Excerpted records:
──────────────────────────────

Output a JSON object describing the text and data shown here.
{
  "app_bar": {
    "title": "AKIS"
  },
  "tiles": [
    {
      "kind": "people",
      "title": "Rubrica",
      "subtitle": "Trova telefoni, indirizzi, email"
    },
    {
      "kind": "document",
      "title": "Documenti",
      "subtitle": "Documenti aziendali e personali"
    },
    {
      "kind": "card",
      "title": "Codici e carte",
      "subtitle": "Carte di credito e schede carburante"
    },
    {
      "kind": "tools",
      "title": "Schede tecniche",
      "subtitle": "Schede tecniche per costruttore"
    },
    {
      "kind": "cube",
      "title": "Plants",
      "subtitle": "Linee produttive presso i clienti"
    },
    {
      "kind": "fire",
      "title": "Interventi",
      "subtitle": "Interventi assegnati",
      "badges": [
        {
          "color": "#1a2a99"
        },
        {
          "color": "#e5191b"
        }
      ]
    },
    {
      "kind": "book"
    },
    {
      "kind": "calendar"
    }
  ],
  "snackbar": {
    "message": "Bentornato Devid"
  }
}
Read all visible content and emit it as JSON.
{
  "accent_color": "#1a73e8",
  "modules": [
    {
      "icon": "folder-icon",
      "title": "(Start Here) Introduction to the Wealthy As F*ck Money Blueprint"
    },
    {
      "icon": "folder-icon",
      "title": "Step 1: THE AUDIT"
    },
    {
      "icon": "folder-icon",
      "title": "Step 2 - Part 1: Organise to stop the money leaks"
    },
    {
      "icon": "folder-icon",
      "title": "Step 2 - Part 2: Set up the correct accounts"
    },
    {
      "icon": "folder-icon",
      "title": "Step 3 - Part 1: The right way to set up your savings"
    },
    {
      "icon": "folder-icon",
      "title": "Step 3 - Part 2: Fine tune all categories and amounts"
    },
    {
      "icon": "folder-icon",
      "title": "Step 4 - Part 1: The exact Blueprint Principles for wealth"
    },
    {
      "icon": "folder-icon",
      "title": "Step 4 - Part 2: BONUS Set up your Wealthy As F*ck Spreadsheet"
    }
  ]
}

──────────────────────────────

To do:
Return every line from the one holding "Read all visible content and emit it as JSON." through the end of the data, exactly as it appears, with both ends kept and nothing else.

Correct response:
Read all visible content and emit it as JSON.
{
  "accent_color": "#1a73e8",
  "modules": [
    {
      "icon": "folder-icon",
      "title": "(Start Here) Introduction to the Wealthy As F*ck Money Blueprint"
    },
    {
      "icon": "folder-icon",
      "title": "Step 1: THE AUDIT"
    },
    {
      "icon": "folder-icon",
      "title": "Step 2 - Part 1: Organise to stop the money leaks"
    },
    {
      "icon": "folder-icon",
      "title": "Step 2 - Part 2: Set up the correct accounts"
    },
    {
      "icon": "folder-icon",
      "title": "Step 3 - Part 1: The right way to set up your savings"
    },
    {
      "icon": "folder-icon",
      "title": "Step 3 - Part 2: Fine tune all categories and amounts"
    },
    {
      "icon": "folder-icon",
      "title": "Step 4 - Part 1: The exact Blueprint Principles for wealth"
    },
    {
      "icon": "folder-icon",
      "title": "Step 4 - Part 2: BONUS Set up your Wealthy As F*ck Spreadsheet"
    }
  ]
}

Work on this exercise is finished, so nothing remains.